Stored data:
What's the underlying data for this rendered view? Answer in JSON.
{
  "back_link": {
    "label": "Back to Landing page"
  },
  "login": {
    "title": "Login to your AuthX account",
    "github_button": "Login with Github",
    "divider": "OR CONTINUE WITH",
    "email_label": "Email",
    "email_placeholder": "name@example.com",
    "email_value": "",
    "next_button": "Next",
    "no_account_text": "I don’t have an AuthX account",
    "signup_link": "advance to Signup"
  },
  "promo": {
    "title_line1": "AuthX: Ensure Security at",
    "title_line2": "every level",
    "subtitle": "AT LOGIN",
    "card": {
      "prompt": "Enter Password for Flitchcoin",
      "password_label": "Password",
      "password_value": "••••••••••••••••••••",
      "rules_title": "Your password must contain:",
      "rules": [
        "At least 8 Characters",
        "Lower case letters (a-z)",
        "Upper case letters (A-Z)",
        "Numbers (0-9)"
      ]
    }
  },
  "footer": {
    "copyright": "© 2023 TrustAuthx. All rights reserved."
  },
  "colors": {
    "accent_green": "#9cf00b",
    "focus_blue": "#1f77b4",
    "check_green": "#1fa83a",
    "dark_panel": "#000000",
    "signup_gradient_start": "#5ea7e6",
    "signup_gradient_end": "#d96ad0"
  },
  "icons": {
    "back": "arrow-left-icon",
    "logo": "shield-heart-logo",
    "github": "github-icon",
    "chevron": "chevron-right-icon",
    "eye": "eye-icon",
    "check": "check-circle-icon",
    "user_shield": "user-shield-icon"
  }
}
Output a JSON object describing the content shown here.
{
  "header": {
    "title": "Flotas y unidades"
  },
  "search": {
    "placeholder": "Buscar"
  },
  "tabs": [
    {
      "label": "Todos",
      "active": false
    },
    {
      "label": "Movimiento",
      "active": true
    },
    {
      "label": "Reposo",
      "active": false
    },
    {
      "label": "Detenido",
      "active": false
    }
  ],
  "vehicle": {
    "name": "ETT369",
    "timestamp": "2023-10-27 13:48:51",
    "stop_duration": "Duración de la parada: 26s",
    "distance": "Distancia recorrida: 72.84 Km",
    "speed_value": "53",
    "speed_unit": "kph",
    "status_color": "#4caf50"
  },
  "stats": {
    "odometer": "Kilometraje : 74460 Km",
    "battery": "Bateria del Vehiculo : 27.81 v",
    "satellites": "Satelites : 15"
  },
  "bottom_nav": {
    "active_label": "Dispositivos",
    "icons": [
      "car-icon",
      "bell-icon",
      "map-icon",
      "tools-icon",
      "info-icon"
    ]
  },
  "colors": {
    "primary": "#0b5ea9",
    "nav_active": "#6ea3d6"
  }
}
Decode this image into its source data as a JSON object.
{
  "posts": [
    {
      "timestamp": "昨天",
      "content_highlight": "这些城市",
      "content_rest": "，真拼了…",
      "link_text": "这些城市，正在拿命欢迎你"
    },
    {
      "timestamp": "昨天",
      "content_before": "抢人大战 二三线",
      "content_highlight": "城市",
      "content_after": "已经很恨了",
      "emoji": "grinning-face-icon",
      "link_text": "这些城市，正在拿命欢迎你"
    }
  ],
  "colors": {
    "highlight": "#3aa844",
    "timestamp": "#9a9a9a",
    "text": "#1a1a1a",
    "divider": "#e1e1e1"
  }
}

GOAL
Write the material out again in its entirety, exactly as shown.

OUTPUT OF THE EXERCISE
What's the underlying data for this rendered view? Answer in JSON.
{
  "back_link": {
    "label": "Back to Landing page"
  },
  "login": {
    "title": "Login to your AuthX account",
    "github_button": "Login with Github",
    "divider": "OR CONTINUE WITH",
    "email_label": "Email",
    "email_placeholder": "name@example.com",
    "email_value": "",
    "next_button": "Next",
    "no_account_text": "I don’t have an AuthX account",
    "signup_link": "advance to Signup"
  },
  "promo": {
    "title_line1": "AuthX: Ensure Security at",
    "title_line2": "every level",
    "subtitle": "AT LOGIN",
    "card": {
      "prompt": "Enter Password for Flitchcoin",
      "password_label": "Password",
      "password_value": "••••••••••••••••••••",
      "rules_title": "Your password must contain:",
      "rules": [
        "At least 8 Characters",
        "Lower case letters (a-z)",
        "Upper case letters (A-Z)",
        "Numbers (0-9)"
      ]
    }
  },
  "footer": {
    "copyright": "© 2023 TrustAuthx. All rights reserved."
  },
  "colors": {
    "accent_green": "#9cf00b",
    "focus_blue": "#1f77b4",
    "check_green": "#1fa83a",
    "dark_panel": "#000000",
    "signup_gradient_start": "#5ea7e6",
    "signup_gradient_end": "#d96ad0"
  },
  "icons": {
    "back": "arrow-left-icon",
    "logo": "shield-heart-logo",
    "github": "github-icon",
    "chevron": "chevron-right-icon",
    "eye": "eye-icon",
    "check": "check-circle-icon",
    "user_shield": "user-shield-icon"
  }
}
Output a JSON object describing the content shown here.
{
  "header": {
    "title": "Flotas y unidades"
  },
  "search": {
    "placeholder": "Buscar"
  },
  "tabs": [
    {
      "label": "Todos",
      "active": false
    },
    {
      "label": "Movimiento",
      "active": true
    },
    {
      "label": "Reposo",
      "active": false
    },
    {
      "label": "Detenido",
      "active": false
    }
  ],
  "vehicle": {
    "name": "ETT369",
    "timestamp": "2023-10-27 13:48:51",
    "stop_duration": "Duración de la parada: 26s",
    "distance": "Distancia recorrida: 72.84 Km",
    "speed_value": "53",
    "speed_unit": "kph",
    "status_color": "#4caf50"
  },
  "stats": {
    "odometer": "Kilometraje : 74460 Km",
    "battery": "Bateria del Vehiculo : 27.81 v",
    "satellites": "Satelites : 15"
  },
  "bottom_nav": {
    "active_label": "Dispositivos",
    "icons": [
      "car-icon",
      "bell-icon",
      "map-icon",
      "tools-icon",
      "info-icon"
    ]
  },
  "colors": {
    "primary": "#0b5ea9",
    "nav_active": "#6ea3d6"
  }
}
Decode this image into its source data as a JSON object.
{
  "posts": [
    {
      "timestamp": "昨天",
      "content_highlight": "这些城市",
      "content_rest": "，真拼了…",
      "link_text": "这些城市，正在拿命欢迎你"
    },
    {
      "timestamp": "昨天",
      "content_before": "抢人大战 二三线",
      "content_highlight": "城市",
      "content_after": "已经很恨了",
      "emoji": "grinning-face-icon",
      "link_text": "这些城市，正在拿命欢迎你"
    }
  ],
  "colors": {
    "highlight": "#3aa844",
    "timestamp": "#9a9a9a",
    "text": "#1a1a1a",
    "divider": "#e1e1e1"
  }
}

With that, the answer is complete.